[Directive]
The listing beneath should be written out in full, exactly as shown.

>>>

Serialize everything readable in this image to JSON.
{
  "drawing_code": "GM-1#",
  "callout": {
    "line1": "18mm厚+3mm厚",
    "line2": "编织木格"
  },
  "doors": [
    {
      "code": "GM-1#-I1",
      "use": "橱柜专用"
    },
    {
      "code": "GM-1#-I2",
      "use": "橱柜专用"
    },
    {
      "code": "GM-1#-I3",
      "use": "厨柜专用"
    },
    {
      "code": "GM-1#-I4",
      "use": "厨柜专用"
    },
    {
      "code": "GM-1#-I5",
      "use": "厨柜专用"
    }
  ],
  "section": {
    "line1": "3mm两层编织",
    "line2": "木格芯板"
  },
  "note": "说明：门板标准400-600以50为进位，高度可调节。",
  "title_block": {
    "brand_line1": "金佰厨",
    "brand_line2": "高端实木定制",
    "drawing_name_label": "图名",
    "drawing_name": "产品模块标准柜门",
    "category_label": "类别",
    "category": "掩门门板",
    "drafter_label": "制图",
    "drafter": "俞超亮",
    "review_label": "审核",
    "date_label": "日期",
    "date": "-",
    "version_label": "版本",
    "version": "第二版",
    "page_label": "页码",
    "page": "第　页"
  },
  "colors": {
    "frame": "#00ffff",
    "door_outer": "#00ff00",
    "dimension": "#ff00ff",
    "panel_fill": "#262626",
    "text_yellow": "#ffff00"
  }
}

<<<

[Solution for this exercise]
Serialize everything readable in this image to JSON.
{
  "drawing_code": "GM-1#",
  "callout": {
    "line1": "18mm厚+3mm厚",
    "line2": "编织木格"
  },
  "doors": [
    {
      "code": "GM-1#-I1",
      "use": "橱柜专用"
    },
    {
      "code": "GM-1#-I2",
      "use": "橱柜专用"
    },
    {
      "code": "GM-1#-I3",
      "use": "厨柜专用"
    },
    {
      "code": "GM-1#-I4",
      "use": "厨柜专用"
    },
    {
      "code": "GM-1#-I5",
      "use": "厨柜专用"
    }
  ],
  "section": {
    "line1": "3mm两层编织",
    "line2": "木格芯板"
  },
  "note": "说明：门板标准400-600以50为进位，高度可调节。",
  "title_block": {
    "brand_line1": "金佰厨",
    "brand_line2": "高端实木定制",
    "drawing_name_label": "图名",
    "drawing_name": "产品模块标准柜门",
    "category_label": "类别",
    "category": "掩门门板",
    "drafter_label": "制图",
    "drafter": "俞超亮",
    "review_label": "审核",
    "date_label": "日期",
    "date": "-",
    "version_label": "版本",
    "version": "第二版",
    "page_label": "页码",
    "page": "第　页"
  },
  "colors": {
    "frame": "#00ffff",
    "door_outer": "#00ff00",
    "dimension": "#ff00ff",
    "panel_fill": "#262626",
    "text_yellow": "#ffff00"
  }
}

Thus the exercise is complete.